Record list -
========================================================================

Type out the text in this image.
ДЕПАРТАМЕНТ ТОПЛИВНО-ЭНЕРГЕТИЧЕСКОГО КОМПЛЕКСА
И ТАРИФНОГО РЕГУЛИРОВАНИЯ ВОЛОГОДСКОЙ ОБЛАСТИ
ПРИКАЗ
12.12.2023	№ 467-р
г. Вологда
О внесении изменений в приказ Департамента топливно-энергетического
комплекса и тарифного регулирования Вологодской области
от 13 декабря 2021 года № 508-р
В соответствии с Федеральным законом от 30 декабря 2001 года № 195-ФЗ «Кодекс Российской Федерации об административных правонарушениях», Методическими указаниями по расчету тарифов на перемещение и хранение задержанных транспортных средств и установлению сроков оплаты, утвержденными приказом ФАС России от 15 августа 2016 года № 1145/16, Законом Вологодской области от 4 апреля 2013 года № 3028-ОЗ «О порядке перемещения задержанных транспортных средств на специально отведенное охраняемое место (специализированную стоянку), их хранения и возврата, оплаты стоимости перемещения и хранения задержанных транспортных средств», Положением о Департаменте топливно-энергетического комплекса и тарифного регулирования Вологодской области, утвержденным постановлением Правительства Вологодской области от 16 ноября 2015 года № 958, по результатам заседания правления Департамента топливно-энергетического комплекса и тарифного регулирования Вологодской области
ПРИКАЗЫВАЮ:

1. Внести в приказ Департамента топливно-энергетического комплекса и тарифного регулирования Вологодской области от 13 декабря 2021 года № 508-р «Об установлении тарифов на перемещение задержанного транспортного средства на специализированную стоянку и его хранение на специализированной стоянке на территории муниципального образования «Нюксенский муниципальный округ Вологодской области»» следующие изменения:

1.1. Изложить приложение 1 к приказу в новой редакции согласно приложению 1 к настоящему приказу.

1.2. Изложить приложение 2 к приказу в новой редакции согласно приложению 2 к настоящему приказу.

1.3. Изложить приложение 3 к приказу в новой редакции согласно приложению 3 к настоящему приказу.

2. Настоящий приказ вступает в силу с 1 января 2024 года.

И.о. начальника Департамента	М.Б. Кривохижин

========================================================================

Problem to solve - Print out every record again, exactly and in full.

Solution -
Type out the text in this image.
ДЕПАРТАМЕНТ ТОПЛИВНО-ЭНЕРГЕТИЧЕСКОГО КОМПЛЕКСА
И ТАРИФНОГО РЕГУЛИРОВАНИЯ ВОЛОГОДСКОЙ ОБЛАСТИ
ПРИКАЗ
12.12.2023	№ 467-р
г. Вологда
О внесении изменений в приказ Департамента топливно-энергетического
комплекса и тарифного регулирования Вологодской области
от 13 декабря 2021 года № 508-р
В соответствии с Федеральным законом от 30 декабря 2001 года № 195-ФЗ «Кодекс Российской Федерации об административных правонарушениях», Методическими указаниями по расчету тарифов на перемещение и хранение задержанных транспортных средств и установлению сроков оплаты, утвержденными приказом ФАС России от 15 августа 2016 года № 1145/16, Законом Вологодской области от 4 апреля 2013 года № 3028-ОЗ «О порядке перемещения задержанных транспортных средств на специально отведенное охраняемое место (специализированную стоянку), их хранения и возврата, оплаты стоимости перемещения и хранения задержанных транспортных средств», Положением о Департаменте топливно-энергетического комплекса и тарифного регулирования Вологодской области, утвержденным постановлением Правительства Вологодской области от 16 ноября 2015 года № 958, по результатам заседания правления Департамента топливно-энергетического комплекса и тарифного регулирования Вологодской области
ПРИКАЗЫВАЮ:

1. Внести в приказ Департамента топливно-энергетического комплекса и тарифного регулирования Вологодской области от 13 декабря 2021 года № 508-р «Об установлении тарифов на перемещение задержанного транспортного средства на специализированную стоянку и его хранение на специализированной стоянке на территории муниципального образования «Нюксенский муниципальный округ Вологодской области»» следующие изменения:

1.1. Изложить приложение 1 к приказу в новой редакции согласно приложению 1 к настоящему приказу.

1.2. Изложить приложение 2 к приказу в новой редакции согласно приложению 2 к настоящему приказу.

1.3. Изложить приложение 3 к приказу в новой редакции согласно приложению 3 к настоящему приказу.

2. Настоящий приказ вступает в силу с 1 января 2024 года.

И.о. начальника Департамента	М.Б. Кривохижин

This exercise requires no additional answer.